*EXERCISE BRIEF*. Locate the lines of the listing below that hold "this", then copy each of them.

*EXTRACTED MATERIAL*.

--- begin ---

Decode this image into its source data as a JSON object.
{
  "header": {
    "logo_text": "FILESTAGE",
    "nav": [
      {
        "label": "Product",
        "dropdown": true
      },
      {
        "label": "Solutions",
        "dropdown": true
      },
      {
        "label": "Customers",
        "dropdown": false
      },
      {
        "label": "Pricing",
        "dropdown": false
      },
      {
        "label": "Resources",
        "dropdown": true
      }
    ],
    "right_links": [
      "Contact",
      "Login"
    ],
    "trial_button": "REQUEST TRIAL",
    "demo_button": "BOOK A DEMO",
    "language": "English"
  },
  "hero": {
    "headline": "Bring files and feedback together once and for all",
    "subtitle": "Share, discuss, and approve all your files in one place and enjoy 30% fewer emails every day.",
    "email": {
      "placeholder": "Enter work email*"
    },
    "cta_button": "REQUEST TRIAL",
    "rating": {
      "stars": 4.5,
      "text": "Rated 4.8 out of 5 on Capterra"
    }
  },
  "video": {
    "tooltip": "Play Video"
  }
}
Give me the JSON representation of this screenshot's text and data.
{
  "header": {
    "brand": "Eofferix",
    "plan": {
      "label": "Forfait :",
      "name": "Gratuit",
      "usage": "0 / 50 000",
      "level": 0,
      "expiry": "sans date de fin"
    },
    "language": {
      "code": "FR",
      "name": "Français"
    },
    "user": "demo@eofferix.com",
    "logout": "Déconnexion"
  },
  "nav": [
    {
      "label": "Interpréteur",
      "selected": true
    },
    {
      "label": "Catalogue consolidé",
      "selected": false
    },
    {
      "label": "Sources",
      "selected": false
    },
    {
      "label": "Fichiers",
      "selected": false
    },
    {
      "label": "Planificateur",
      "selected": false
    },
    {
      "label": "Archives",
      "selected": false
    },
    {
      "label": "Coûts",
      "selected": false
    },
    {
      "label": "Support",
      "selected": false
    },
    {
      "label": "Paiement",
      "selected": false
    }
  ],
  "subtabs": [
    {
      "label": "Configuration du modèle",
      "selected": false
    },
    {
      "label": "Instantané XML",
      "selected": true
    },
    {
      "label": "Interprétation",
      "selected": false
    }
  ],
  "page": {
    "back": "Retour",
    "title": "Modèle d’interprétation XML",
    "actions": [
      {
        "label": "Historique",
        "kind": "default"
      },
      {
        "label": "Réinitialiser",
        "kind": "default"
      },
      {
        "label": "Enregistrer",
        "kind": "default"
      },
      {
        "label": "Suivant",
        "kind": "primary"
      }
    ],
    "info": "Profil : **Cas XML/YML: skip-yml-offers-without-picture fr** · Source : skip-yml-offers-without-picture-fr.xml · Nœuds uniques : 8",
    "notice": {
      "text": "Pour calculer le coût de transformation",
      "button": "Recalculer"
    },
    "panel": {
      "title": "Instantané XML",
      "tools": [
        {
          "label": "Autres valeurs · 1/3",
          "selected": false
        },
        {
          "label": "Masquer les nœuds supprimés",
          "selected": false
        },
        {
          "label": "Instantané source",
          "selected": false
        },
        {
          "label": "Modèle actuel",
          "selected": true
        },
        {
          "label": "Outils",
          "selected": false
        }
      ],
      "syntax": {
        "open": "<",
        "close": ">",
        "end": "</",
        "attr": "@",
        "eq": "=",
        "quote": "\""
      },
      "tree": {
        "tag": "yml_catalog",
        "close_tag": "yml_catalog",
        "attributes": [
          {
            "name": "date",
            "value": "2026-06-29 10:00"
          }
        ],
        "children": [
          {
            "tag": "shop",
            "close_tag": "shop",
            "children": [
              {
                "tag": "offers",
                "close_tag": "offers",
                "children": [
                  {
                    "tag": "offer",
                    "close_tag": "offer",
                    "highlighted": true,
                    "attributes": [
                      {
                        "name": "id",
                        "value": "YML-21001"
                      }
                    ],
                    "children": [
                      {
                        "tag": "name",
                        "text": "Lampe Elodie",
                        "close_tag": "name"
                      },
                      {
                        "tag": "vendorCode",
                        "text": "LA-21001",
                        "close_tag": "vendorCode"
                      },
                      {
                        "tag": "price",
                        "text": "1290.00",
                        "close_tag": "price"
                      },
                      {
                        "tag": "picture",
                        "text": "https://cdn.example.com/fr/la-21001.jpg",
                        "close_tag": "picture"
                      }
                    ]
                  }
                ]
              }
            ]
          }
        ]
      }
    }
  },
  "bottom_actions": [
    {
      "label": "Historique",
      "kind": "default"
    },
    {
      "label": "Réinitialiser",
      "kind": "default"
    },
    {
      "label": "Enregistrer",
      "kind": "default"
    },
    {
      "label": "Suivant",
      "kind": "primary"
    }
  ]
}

--- end ---

*EXERCISE RESPONSE*.
Decode this image into its source data as a JSON object.
Give me the JSON representation of this screenshot's text and data.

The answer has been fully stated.